======== Source ========

I posted this in another thread today. Hopefully, now we can see the urgency in acquiring some ASM’s. Saab is a useful partner, not least because they are involved in Tempest but also, they have designed Sea Gripen a 4.5 gen fighter which fits nicely into the weight category specified for cats and traps for the QE class. They also manufacture a very useful ASM themselves which is in the process of being upgraded. RBS15 Gungnir, a next-generation anti-ship missile system. “The surface launch version of RBS15 Gungnir uses the all-new RBS15 Mk4 Surface missile. This provides greater range, enhanced… Read more »

captain p wash
captain p wash
3 months ago
Reply to  Nigel Collins

Hello Nigel… can you tell us more about the ” Cat’s and traps for the QE class” please, Is this something we have all missed or ref to the recent article much debated on here ?

Nigel Collins
Nigel Collins
3 months ago
Reply to  captain p wash

Much debated by all on here or, the ones that may have missed it?

captain p wash
captain p wash
3 months ago
Reply to  Nigel Collins

You stated that it was for the QE class…. I’ve not read that anywhere. Just interested to see a link.

expat
expat
3 months ago
Reply to  captain p wash

UKDJ didn’t state the enquiry from the MOD was for the QE class but the 3-5 year time frame had started a debate in the comments section as to which vessel they would be fitted to and some made the logical leap that it would be the carriers.

https://ukdefencejournal.org.uk/mod-looking-at-cats-and-traps-to-launch-aircraft-at-sea/

captain p wash
captain p wash
3 months ago
Reply to  expat

Logical in the fact that they would be fitted to Carriers but we all know the history and political fall out. Also the cost’s at the time were huge.

======== Supplied material ========

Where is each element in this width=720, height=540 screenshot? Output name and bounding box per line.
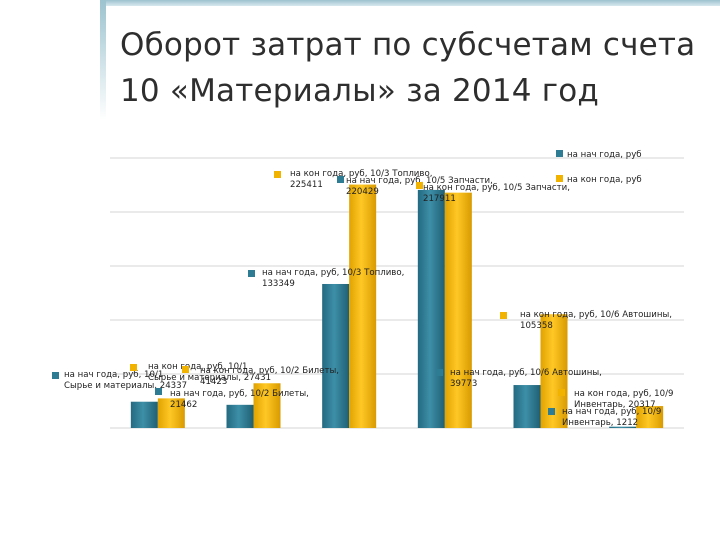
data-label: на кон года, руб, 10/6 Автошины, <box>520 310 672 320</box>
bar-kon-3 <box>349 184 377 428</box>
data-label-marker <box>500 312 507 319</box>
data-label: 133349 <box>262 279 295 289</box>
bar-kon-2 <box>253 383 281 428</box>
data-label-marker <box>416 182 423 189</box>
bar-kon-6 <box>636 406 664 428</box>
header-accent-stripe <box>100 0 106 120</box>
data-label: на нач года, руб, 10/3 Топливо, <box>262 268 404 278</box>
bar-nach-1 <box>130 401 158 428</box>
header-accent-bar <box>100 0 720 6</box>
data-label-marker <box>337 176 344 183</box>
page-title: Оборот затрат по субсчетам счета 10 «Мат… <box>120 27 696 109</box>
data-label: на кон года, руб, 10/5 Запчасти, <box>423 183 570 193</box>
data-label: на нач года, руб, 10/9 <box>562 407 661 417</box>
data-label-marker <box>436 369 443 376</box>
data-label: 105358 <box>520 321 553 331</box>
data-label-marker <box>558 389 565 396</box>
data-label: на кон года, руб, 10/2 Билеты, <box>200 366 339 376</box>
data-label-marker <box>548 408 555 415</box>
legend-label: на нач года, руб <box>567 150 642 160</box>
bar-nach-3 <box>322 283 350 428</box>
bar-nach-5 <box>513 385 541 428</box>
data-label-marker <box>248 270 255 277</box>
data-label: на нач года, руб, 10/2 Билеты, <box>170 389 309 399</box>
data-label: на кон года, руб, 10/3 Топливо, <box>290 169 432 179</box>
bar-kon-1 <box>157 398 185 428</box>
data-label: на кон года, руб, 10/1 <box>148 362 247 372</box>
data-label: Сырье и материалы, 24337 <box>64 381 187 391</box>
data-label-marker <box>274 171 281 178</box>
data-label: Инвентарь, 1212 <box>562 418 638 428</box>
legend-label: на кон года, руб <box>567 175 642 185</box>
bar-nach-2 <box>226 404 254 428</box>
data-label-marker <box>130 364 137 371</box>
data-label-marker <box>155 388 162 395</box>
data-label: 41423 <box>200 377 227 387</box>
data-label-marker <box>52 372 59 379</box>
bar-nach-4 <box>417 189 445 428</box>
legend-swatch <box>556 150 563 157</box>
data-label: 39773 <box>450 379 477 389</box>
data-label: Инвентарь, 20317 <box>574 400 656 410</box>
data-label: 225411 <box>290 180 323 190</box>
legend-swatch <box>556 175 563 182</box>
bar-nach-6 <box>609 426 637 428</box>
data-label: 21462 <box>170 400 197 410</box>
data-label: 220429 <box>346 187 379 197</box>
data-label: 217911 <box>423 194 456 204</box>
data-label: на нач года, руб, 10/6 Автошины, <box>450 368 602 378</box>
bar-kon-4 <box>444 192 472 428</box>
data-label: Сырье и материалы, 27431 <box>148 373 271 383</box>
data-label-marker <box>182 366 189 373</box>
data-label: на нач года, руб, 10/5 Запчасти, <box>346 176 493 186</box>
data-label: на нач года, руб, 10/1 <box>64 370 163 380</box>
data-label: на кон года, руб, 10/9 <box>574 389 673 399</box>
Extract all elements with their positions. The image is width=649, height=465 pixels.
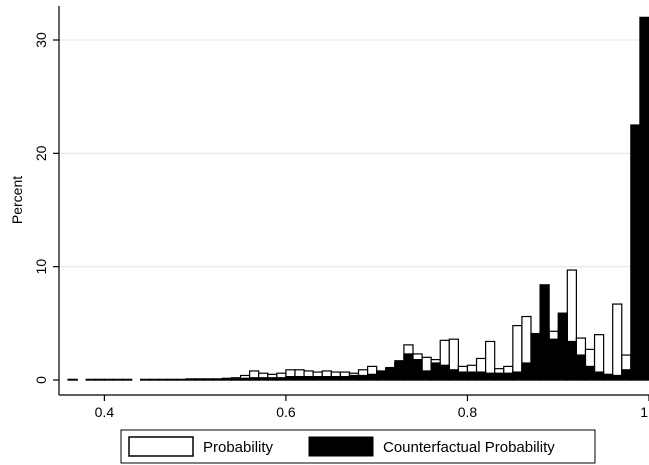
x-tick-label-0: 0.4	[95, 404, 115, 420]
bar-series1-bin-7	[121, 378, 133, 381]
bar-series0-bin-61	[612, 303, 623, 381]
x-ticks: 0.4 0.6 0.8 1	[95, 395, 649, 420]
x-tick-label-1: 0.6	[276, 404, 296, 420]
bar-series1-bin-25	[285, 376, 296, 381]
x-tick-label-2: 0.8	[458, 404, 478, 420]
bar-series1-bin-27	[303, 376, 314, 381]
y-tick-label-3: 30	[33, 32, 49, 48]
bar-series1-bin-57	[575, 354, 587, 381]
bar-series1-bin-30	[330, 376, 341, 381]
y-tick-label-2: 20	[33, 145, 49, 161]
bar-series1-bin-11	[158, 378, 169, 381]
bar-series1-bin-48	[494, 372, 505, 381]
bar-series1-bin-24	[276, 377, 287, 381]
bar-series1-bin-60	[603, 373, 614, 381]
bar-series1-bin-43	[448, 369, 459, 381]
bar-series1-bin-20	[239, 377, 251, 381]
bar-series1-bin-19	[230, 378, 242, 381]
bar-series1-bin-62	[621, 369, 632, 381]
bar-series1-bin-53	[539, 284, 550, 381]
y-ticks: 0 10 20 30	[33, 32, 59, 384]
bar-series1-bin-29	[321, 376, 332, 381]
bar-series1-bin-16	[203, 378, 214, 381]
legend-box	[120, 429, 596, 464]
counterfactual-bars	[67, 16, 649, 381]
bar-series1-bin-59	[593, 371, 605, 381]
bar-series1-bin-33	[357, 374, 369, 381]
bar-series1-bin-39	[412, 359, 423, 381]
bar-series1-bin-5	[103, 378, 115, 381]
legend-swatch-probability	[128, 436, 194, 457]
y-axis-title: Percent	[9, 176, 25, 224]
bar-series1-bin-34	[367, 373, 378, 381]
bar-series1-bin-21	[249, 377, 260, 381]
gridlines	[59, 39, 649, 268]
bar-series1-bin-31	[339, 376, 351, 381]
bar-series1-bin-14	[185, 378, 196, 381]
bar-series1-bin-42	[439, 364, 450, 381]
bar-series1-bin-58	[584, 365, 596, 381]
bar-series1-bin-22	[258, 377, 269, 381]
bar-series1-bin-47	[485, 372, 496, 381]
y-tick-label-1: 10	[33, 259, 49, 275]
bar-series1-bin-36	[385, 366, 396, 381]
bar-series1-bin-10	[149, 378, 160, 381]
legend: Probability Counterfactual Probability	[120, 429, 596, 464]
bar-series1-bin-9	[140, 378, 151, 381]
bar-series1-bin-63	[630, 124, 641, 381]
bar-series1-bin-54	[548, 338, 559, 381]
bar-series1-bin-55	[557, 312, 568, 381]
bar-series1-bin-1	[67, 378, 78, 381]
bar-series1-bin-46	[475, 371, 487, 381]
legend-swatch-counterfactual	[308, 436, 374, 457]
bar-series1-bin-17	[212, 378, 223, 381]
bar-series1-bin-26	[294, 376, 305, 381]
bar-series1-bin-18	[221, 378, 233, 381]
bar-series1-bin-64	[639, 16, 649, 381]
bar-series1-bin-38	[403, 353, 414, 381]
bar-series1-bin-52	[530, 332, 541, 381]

========

Aim of the exercise:
Could you copy out the whole comment thread on cats and traps, word for word? Rely on the comment thread alone.

Answer in full:
I posted this in another thread today. Hopefully, now we can see the urgency in acquiring some ASM’s. Saab is a useful partner, not least because they are involved in Tempest but also, they have designed Sea Gripen a 4.5 gen fighter which fits nicely into the weight category specified for cats and traps for the QE class. They also manufacture a very useful ASM themselves which is in the process of being upgraded. RBS15 Gungnir, a next-generation anti-ship missile system. “The surface launch version of RBS15 Gungnir uses the all-new RBS15 Mk4 Surface missile. This provides greater range, enhanced… Read more »

captain p wash
captain p wash
3 months ago
Reply to  Nigel Collins

Hello Nigel… can you tell us more about the ” Cat’s and traps for the QE class” please, Is this something we have all missed or ref to the recent article much debated on here ?

Nigel Collins
Nigel Collins
3 months ago
Reply to  captain p wash

Much debated by all on here or, the ones that may have missed it?

captain p wash
captain p wash
3 months ago
Reply to  Nigel Collins

You stated that it was for the QE class…. I’ve not read that anywhere. Just interested to see a link.

expat
expat
3 months ago
Reply to  captain p wash

UKDJ didn’t state the enquiry from the MOD was for the QE class but the 3-5 year time frame had started a debate in the comments section as to which vessel they would be fitted to and some made the logical leap that it would be the carriers.

https://ukdefencejournal.org.uk/mod-looking-at-cats-and-traps-to-launch-aircraft-at-sea/

captain p wash
captain p wash
3 months ago
Reply to  expat

Logical in the fact that they would be fitted to Carriers but we all know the history and political fall out. Also the cost’s at the time were huge.